_DIRECTIONS_
Can you quote the lines below exactly, starting at the line with "Extract the structured" and going through the last one?

=-=-=-=-=

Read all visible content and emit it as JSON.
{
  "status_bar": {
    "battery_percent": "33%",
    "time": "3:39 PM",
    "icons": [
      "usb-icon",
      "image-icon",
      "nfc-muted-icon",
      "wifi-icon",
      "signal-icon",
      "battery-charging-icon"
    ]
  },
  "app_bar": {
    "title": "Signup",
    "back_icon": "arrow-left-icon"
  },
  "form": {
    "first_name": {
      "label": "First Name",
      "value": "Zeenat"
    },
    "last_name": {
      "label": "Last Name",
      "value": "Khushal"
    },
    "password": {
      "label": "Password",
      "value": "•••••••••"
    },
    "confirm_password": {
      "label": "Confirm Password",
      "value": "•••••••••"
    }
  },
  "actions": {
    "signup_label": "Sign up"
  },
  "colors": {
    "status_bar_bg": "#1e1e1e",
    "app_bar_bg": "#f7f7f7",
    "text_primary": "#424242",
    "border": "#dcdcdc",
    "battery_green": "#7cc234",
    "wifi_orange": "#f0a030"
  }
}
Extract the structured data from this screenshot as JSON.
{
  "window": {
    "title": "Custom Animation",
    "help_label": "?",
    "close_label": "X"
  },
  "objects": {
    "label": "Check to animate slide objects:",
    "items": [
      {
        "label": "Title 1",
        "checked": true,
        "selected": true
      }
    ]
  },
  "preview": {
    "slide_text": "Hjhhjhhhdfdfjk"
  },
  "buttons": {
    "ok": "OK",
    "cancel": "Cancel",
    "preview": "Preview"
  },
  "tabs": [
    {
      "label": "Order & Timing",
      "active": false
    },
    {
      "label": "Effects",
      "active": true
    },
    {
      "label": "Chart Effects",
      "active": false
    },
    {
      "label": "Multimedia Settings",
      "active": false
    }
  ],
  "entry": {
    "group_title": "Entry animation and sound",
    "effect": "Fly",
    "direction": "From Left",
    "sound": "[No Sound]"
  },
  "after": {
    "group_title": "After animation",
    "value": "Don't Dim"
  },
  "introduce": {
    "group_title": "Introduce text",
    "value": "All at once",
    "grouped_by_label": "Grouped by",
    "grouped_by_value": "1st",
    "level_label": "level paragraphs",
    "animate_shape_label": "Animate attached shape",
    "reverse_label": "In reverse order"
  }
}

=-=-=-=-=

_RESPONSE BELOW_
Extract the structured data from this screenshot as JSON.
{
  "window": {
    "title": "Custom Animation",
    "help_label": "?",
    "close_label": "X"
  },
  "objects": {
    "label": "Check to animate slide objects:",
    "items": [
      {
        "label": "Title 1",
        "checked": true,
        "selected": true
      }
    ]
  },
  "preview": {
    "slide_text": "Hjhhjhhhdfdfjk"
  },
  "buttons": {
    "ok": "OK",
    "cancel": "Cancel",
    "preview": "Preview"
  },
  "tabs": [
    {
      "label": "Order & Timing",
      "active": false
    },
    {
      "label": "Effects",
      "active": true
    },
    {
      "label": "Chart Effects",
      "active": false
    },
    {
      "label": "Multimedia Settings",
      "active": false
    }
  ],
  "entry": {
    "group_title": "Entry animation and sound",
    "effect": "Fly",
    "direction": "From Left",
    "sound": "[No Sound]"
  },
  "after": {
    "group_title": "After animation",
    "value": "Don't Dim"
  },
  "introduce": {
    "group_title": "Introduce text",
    "value": "All at once",
    "grouped_by_label": "Grouped by",
    "grouped_by_value": "1st",
    "level_label": "level paragraphs",
    "animate_shape_label": "Animate attached shape",
    "reverse_label": "In reverse order"
  }
}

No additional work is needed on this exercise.